GIVEN RECORDS.
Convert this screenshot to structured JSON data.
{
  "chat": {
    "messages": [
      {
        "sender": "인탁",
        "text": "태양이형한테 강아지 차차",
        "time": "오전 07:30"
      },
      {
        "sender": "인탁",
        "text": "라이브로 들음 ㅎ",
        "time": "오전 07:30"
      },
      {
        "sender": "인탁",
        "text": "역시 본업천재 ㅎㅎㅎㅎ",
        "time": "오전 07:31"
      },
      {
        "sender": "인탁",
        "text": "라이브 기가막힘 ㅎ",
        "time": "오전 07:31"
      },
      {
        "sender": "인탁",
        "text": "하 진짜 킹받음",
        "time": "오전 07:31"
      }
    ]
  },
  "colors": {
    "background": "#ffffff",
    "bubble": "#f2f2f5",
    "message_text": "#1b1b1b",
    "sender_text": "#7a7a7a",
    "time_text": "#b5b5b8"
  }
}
---
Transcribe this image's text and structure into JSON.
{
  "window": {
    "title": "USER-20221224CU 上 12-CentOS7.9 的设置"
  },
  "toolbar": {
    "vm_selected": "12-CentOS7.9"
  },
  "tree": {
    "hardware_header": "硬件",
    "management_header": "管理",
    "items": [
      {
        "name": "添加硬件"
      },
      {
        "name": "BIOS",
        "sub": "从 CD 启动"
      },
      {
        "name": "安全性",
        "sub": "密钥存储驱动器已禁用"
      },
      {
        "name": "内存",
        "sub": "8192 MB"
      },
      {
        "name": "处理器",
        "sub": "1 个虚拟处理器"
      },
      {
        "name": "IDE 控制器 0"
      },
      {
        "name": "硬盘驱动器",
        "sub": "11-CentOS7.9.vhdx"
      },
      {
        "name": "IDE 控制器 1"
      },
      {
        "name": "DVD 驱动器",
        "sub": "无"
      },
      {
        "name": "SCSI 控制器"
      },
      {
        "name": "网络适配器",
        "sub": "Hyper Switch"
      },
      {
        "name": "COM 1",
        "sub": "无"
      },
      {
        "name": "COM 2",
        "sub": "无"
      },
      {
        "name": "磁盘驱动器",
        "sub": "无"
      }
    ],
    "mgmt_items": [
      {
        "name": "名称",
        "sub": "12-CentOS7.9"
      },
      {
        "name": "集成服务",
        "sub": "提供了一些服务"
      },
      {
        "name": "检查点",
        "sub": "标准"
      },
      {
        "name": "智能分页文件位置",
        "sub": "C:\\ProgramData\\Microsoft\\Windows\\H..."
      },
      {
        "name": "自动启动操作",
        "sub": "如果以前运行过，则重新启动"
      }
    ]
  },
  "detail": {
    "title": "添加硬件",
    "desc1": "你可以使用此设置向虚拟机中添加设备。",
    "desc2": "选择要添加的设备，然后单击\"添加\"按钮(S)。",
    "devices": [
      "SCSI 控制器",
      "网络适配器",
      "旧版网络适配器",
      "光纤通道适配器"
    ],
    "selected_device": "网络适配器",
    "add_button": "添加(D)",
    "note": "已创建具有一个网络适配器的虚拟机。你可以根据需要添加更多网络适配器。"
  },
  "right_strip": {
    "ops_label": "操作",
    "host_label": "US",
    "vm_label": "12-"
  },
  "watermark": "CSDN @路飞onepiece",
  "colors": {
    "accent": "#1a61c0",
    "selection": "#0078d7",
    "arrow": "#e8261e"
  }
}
--
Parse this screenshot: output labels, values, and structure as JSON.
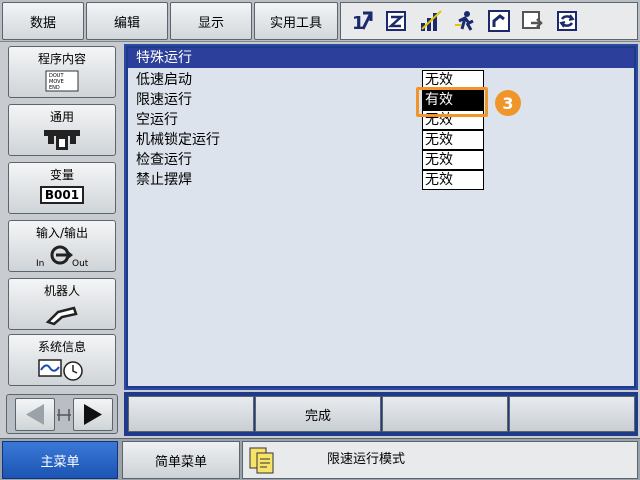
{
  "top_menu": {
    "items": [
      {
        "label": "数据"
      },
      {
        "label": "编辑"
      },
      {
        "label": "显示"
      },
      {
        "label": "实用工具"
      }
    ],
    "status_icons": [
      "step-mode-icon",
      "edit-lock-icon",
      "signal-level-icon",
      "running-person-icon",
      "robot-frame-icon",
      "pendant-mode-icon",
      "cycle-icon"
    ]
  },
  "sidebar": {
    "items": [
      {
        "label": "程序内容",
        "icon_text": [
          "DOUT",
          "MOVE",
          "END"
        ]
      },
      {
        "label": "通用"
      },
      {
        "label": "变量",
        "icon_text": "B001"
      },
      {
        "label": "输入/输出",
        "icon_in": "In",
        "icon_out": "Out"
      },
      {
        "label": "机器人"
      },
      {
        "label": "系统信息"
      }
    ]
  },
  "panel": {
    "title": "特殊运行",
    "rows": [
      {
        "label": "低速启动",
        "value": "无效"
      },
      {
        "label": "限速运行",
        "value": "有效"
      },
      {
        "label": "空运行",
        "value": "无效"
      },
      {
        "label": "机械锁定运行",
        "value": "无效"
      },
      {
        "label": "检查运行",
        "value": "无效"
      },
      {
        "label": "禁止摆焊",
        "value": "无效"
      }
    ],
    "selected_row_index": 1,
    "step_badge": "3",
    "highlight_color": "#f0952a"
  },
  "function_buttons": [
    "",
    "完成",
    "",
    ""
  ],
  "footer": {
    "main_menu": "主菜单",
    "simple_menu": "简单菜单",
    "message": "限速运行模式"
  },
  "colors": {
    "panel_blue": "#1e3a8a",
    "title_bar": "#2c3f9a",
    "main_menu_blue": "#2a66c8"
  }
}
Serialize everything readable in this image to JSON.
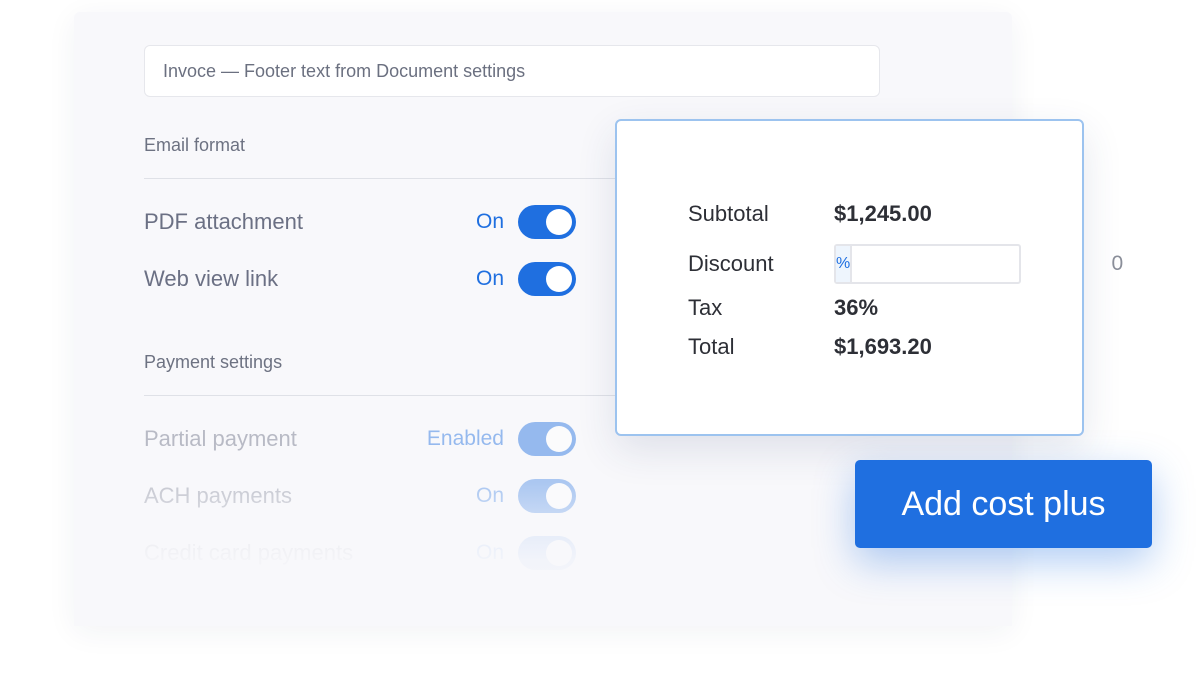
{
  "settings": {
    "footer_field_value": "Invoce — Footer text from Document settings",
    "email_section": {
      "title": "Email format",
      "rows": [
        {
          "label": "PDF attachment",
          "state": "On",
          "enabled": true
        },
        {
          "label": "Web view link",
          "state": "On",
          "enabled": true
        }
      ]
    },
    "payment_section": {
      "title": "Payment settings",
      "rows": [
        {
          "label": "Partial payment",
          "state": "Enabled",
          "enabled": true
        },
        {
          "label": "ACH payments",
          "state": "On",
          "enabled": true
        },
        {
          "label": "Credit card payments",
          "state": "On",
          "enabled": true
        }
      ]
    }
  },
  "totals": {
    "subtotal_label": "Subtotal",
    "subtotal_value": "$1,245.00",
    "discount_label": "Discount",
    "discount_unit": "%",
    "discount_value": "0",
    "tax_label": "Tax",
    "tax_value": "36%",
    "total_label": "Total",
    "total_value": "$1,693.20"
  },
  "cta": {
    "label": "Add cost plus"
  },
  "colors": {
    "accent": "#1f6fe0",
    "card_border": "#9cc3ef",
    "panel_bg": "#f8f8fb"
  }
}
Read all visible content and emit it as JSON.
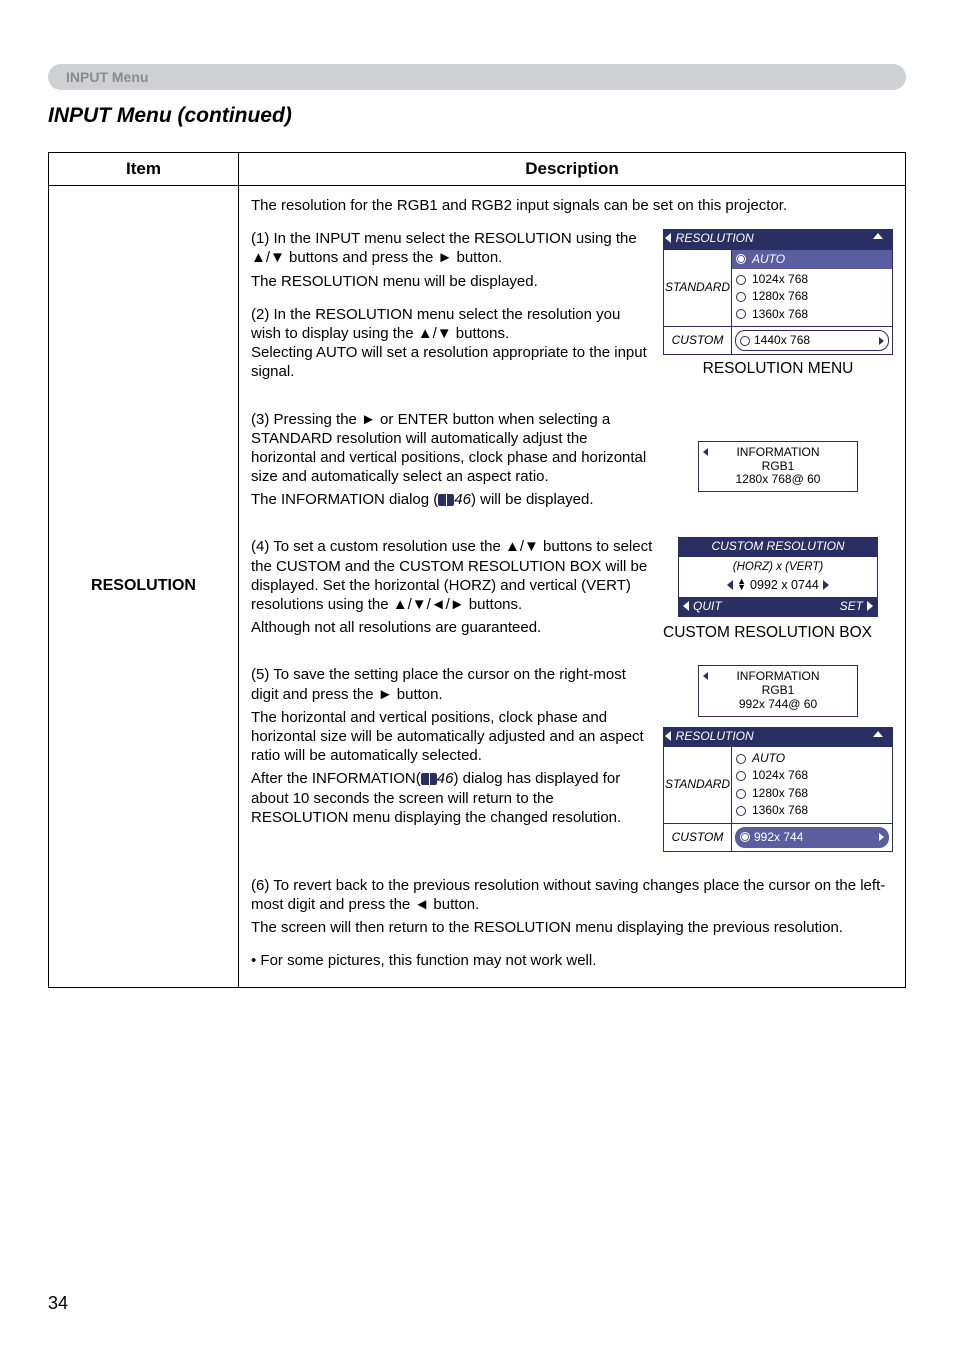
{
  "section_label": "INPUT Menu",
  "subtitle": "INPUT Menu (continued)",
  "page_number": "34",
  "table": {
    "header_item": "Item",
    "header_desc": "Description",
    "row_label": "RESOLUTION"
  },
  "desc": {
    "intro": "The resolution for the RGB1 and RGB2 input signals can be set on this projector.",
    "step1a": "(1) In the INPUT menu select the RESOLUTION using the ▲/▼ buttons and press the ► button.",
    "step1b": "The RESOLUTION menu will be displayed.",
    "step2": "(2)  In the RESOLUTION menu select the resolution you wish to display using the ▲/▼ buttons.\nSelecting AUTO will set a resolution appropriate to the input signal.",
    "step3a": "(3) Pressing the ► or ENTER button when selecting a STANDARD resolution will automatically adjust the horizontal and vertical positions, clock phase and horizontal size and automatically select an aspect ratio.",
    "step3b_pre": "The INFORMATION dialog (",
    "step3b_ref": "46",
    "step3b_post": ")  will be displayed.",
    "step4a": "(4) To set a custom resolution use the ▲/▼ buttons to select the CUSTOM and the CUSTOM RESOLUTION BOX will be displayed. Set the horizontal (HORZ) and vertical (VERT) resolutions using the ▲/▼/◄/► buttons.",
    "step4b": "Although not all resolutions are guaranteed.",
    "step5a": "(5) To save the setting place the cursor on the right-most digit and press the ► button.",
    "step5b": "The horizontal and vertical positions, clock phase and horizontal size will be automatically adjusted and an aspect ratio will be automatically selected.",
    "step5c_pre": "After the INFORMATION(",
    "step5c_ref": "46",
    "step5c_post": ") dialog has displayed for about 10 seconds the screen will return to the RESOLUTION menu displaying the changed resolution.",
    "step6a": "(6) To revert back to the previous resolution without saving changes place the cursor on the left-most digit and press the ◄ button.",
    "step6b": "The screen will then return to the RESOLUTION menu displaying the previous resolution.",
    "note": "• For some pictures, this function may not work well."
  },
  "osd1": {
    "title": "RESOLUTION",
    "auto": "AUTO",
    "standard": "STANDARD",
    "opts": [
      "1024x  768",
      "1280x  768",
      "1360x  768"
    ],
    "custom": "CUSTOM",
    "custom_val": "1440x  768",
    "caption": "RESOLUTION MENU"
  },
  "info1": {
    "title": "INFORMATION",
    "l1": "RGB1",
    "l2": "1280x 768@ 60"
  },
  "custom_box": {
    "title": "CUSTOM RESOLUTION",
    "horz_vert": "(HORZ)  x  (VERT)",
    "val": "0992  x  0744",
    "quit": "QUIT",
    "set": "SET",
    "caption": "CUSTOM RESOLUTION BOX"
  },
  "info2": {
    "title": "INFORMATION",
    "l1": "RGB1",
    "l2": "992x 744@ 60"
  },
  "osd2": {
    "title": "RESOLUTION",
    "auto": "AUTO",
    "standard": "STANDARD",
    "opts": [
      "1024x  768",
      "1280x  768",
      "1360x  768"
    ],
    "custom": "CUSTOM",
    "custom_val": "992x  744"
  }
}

TASK BRIEF. Pull out all lines containing "positions".

SOLUTION TO THE PROBLEM.
    "step3a": "(3) Pressing the ► or ENTER button when selecting a STANDARD resolution will automatically adjust the horizontal and vertical positions, clock phase and horizontal size and automatically select an aspect ratio.",
    "step5b": "The horizontal and vertical positions, clock phase and horizontal size will be automatically adjusted and an aspect ratio will be automatically selected.",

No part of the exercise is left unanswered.